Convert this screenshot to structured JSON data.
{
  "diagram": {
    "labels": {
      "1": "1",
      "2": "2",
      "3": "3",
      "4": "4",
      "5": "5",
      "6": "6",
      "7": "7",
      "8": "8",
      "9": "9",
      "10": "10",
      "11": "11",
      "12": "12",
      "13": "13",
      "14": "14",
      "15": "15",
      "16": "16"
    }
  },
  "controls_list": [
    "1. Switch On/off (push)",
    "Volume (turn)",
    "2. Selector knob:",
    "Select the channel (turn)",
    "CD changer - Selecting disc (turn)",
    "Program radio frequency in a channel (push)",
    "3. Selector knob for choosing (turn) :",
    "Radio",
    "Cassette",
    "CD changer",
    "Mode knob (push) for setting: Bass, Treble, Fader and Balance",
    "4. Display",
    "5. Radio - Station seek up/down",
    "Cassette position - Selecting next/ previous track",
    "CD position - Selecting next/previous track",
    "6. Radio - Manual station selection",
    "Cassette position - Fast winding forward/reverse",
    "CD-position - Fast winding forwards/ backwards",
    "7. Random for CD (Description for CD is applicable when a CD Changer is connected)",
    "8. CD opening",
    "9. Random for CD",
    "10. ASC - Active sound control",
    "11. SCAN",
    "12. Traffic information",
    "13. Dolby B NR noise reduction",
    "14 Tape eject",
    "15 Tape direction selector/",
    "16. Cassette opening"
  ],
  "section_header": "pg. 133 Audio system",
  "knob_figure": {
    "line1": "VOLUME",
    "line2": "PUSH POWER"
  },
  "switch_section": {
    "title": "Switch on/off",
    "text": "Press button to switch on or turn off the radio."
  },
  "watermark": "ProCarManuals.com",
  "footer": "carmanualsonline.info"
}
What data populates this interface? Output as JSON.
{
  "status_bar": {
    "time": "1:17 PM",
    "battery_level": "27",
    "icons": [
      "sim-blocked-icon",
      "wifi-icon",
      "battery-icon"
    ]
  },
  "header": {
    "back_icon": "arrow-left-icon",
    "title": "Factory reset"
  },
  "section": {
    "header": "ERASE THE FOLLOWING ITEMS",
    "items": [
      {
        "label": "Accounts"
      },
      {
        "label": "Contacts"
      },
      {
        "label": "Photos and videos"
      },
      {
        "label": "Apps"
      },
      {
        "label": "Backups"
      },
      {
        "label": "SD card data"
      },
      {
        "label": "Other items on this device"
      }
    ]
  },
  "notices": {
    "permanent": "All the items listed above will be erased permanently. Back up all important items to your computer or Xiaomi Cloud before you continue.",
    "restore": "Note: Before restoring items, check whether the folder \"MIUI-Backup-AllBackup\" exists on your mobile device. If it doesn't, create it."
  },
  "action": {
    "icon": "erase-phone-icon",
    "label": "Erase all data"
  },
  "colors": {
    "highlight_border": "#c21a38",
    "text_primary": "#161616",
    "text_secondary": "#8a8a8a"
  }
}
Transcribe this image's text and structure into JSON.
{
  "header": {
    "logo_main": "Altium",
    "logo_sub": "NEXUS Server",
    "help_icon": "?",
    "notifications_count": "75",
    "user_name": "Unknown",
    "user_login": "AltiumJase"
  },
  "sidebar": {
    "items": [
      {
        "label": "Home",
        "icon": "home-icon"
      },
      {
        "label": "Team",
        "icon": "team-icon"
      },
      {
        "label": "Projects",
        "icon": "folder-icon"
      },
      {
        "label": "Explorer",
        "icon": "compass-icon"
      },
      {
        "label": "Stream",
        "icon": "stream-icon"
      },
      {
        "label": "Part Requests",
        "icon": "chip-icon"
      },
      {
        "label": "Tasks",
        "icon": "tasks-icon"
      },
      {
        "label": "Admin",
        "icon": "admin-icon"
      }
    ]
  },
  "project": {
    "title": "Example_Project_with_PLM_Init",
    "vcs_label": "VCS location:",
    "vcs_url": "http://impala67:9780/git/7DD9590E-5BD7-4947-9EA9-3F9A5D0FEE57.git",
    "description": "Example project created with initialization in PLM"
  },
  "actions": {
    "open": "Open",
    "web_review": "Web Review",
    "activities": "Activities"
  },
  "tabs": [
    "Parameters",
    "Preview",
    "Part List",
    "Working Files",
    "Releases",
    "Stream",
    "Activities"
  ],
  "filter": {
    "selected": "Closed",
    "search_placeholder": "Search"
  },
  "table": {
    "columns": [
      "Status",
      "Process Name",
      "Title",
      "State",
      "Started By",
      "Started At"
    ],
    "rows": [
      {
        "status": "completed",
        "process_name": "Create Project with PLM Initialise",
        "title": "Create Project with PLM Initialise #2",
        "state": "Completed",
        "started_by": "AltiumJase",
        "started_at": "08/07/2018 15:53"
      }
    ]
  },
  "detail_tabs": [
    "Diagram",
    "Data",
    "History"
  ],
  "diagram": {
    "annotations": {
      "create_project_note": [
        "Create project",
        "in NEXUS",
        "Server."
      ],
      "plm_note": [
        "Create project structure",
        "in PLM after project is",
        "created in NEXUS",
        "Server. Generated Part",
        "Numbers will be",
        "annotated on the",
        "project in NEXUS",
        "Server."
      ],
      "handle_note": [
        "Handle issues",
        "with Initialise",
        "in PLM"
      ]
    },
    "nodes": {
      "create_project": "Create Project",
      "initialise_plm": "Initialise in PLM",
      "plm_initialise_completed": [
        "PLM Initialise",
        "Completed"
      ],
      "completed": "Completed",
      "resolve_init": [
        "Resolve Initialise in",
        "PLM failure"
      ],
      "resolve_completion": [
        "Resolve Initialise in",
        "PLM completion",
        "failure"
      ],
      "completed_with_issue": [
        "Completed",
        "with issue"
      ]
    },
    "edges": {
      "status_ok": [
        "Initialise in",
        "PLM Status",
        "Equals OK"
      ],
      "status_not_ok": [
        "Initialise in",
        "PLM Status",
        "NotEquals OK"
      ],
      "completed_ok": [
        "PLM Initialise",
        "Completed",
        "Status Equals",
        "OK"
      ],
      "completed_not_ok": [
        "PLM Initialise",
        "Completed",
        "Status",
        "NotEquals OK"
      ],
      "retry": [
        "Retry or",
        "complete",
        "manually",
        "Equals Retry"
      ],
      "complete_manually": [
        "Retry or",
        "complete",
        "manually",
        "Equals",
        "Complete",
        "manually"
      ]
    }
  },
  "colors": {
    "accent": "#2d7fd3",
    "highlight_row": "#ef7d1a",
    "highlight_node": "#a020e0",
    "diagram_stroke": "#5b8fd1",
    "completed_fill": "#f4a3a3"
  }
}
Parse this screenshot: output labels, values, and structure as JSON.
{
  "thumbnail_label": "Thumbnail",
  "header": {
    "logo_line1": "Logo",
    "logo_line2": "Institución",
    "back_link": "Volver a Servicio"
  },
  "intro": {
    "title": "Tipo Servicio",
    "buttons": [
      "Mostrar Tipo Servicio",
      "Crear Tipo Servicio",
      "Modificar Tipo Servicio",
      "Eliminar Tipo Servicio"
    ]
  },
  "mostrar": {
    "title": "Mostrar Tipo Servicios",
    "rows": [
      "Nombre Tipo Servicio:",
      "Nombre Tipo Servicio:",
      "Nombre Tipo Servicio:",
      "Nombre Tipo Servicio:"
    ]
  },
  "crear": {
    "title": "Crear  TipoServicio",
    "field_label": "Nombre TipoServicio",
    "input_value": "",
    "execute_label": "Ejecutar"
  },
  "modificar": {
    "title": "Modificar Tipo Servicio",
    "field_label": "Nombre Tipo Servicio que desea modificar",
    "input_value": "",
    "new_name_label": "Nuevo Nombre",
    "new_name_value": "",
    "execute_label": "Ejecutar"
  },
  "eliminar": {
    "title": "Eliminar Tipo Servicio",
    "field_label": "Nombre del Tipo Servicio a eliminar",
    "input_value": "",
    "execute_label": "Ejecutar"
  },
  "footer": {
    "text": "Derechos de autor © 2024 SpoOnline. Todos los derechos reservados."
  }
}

▶ **Problem**
Filter the listing above by the word "previous"; copy each line that passes.

▶ **Problem solution**
    "Cassette position - Selecting next/ previous track",
    "CD position - Selecting next/previous track",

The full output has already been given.